Dataset entries on figures
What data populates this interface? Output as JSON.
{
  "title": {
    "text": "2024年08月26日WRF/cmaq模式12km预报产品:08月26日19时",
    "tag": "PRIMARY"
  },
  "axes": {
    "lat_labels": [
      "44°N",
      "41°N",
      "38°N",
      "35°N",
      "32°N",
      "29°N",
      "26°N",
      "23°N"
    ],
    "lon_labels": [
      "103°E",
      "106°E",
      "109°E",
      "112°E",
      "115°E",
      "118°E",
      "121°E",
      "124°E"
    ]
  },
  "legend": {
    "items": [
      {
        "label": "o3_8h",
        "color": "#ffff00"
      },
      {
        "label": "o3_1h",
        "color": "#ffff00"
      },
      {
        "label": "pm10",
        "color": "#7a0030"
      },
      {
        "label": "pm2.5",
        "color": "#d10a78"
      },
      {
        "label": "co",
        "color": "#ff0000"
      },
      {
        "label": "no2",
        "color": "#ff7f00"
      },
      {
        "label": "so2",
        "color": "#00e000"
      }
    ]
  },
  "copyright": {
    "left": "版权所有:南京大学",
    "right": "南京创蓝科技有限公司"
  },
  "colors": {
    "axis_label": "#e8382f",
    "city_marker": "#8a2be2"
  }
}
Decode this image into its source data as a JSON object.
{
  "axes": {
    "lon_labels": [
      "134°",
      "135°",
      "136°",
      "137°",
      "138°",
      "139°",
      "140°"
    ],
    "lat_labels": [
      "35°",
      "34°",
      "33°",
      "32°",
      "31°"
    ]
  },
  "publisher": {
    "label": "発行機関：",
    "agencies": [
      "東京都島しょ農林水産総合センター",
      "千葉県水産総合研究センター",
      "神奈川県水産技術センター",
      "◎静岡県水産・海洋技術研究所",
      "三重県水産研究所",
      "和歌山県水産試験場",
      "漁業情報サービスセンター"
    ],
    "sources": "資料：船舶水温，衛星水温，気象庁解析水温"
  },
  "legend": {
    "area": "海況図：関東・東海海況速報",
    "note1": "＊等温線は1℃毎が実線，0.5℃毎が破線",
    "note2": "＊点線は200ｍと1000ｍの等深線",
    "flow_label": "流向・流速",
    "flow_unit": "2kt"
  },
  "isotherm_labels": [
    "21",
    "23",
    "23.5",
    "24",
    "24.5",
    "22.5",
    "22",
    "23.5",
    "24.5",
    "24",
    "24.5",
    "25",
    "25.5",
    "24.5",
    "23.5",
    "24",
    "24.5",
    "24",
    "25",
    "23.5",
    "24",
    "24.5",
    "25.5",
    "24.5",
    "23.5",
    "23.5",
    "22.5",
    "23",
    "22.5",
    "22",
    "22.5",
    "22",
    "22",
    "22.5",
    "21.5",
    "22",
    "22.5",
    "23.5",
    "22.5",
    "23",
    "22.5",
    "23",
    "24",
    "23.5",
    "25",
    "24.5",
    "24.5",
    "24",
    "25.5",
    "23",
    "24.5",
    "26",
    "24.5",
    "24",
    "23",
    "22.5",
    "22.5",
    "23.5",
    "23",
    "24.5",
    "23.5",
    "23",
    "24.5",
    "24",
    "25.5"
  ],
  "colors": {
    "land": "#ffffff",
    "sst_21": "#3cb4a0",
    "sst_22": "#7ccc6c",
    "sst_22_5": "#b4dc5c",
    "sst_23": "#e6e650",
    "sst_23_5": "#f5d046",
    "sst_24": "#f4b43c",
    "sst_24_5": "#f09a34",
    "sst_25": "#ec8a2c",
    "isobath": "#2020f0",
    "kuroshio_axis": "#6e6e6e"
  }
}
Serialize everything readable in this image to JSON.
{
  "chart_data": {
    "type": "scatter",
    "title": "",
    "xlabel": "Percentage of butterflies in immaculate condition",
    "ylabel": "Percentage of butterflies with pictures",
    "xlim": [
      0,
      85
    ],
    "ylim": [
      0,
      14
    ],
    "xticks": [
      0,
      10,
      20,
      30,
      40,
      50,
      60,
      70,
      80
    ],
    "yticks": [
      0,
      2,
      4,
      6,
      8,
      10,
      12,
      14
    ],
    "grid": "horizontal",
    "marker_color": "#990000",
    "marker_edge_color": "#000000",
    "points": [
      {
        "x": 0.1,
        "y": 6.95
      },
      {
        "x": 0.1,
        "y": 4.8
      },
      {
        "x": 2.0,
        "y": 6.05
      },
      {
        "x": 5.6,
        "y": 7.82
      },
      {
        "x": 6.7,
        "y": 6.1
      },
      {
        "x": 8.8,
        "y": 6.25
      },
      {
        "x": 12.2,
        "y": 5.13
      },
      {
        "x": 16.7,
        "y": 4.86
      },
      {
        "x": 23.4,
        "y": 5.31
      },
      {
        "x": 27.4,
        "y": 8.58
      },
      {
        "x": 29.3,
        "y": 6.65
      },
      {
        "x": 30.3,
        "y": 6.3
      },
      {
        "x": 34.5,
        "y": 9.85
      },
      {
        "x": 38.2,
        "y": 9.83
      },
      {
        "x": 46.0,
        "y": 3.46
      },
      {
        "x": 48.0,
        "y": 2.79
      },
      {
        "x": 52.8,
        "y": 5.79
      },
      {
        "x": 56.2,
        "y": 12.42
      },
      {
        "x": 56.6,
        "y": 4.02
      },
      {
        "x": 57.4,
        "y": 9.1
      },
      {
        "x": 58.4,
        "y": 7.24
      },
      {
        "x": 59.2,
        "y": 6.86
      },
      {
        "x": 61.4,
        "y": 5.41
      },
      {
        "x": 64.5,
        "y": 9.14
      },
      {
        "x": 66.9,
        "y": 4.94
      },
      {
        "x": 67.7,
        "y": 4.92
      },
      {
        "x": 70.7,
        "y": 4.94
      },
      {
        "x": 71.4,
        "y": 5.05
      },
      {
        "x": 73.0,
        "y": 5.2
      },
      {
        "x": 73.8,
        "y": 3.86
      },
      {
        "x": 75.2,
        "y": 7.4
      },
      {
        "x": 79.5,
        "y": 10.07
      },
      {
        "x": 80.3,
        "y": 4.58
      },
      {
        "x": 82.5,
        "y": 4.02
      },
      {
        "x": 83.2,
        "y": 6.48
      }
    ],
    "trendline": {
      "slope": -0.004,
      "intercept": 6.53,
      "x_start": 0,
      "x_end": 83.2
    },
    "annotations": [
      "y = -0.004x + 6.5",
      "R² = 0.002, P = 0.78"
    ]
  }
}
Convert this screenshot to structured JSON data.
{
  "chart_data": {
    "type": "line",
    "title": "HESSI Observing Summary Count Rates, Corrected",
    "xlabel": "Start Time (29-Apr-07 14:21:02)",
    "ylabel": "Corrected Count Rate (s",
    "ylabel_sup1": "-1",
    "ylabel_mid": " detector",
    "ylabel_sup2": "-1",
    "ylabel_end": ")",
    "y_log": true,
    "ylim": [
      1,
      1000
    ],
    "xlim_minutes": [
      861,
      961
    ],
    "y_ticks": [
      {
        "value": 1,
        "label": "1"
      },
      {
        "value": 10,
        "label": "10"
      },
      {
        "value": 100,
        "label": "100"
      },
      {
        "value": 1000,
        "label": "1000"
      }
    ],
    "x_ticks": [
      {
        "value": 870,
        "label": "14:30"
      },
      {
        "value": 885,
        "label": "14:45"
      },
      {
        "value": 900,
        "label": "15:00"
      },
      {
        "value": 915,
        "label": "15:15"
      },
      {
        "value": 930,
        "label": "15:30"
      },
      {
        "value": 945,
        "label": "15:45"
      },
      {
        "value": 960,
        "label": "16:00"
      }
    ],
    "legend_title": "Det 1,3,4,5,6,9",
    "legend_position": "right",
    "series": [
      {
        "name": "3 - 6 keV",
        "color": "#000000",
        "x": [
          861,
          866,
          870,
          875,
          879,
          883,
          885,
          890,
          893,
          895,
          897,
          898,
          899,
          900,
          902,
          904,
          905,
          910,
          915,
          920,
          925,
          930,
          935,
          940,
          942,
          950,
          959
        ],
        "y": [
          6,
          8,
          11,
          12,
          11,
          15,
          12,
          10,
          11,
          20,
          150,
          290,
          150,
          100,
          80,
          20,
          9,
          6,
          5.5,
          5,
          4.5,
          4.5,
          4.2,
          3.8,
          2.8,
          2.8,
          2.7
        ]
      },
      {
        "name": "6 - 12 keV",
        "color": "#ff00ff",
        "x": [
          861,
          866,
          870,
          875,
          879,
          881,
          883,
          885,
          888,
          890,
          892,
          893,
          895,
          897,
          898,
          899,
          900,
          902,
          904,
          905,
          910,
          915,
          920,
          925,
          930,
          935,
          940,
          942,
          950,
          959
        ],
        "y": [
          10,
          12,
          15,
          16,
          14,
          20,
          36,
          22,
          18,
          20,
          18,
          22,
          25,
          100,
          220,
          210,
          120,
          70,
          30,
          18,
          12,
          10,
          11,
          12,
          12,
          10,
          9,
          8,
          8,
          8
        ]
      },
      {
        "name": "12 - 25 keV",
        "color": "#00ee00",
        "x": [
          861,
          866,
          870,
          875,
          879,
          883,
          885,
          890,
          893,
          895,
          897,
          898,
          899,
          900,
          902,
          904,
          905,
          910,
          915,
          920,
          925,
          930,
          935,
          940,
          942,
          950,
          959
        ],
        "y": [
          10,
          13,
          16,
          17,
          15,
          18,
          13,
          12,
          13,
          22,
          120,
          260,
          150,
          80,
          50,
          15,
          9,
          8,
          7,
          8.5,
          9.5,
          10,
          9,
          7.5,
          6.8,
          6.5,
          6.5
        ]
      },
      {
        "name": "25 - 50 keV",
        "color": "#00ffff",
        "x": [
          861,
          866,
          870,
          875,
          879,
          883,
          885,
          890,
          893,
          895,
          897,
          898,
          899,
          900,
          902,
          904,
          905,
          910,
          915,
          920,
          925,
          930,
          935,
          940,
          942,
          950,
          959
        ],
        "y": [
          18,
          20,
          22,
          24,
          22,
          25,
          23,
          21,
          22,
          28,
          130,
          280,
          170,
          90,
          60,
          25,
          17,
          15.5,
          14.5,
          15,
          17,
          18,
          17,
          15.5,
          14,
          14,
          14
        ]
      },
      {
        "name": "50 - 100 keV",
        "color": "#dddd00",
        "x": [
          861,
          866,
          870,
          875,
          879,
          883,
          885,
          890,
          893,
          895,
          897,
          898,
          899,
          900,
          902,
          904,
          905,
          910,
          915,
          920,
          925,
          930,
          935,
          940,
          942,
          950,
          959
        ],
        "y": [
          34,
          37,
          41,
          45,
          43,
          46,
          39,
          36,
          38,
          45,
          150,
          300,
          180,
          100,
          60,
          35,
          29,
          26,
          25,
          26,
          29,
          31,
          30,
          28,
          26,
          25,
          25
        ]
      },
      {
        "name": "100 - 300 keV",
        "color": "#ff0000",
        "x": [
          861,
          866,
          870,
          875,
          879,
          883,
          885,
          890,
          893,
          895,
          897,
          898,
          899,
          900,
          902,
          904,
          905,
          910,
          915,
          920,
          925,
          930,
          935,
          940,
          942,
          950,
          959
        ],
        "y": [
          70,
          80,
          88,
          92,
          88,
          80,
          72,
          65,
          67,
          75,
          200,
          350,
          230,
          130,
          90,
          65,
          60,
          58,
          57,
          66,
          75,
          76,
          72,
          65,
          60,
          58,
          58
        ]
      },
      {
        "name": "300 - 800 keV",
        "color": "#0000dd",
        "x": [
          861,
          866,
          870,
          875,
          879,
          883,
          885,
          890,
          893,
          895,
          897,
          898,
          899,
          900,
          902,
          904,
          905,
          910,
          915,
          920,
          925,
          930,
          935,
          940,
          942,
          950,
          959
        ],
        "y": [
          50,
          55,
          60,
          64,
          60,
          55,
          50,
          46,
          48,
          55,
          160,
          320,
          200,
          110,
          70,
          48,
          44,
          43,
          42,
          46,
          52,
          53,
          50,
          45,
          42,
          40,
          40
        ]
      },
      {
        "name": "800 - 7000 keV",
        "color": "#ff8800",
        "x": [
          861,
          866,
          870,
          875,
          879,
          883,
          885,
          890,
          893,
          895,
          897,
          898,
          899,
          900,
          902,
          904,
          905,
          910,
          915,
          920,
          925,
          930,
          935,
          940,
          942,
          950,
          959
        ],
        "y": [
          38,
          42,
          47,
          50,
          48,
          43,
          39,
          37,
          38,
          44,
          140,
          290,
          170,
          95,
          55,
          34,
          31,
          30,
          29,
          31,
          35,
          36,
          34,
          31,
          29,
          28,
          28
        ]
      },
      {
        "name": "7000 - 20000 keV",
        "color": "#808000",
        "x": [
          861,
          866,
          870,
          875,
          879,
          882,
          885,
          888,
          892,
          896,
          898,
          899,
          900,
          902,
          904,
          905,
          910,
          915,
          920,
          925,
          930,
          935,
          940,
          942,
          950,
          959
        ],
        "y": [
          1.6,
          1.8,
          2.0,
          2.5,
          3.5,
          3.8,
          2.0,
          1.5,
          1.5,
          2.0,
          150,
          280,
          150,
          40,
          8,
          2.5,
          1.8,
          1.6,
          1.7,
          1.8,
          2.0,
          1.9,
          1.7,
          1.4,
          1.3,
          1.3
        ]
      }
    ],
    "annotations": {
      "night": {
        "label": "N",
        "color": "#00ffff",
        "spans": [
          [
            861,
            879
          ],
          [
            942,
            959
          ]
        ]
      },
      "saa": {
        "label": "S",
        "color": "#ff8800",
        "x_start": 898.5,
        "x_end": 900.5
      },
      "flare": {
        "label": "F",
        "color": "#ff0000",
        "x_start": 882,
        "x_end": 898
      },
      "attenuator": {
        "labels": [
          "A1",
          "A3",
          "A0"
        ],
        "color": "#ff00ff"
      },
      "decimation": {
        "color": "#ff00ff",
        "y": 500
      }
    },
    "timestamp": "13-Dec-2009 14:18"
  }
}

**Exercise brief:** In the entries above, identify every line with the string "value".

**Solution for this problem:**
        "value": 1,
        "value": 10,
        "value": 100,
        "value": 1000,
        "value": 870,
        "value": 885,
        "value": 900,
        "value": 915,
        "value": 930,
        "value": 945,
        "value": 960,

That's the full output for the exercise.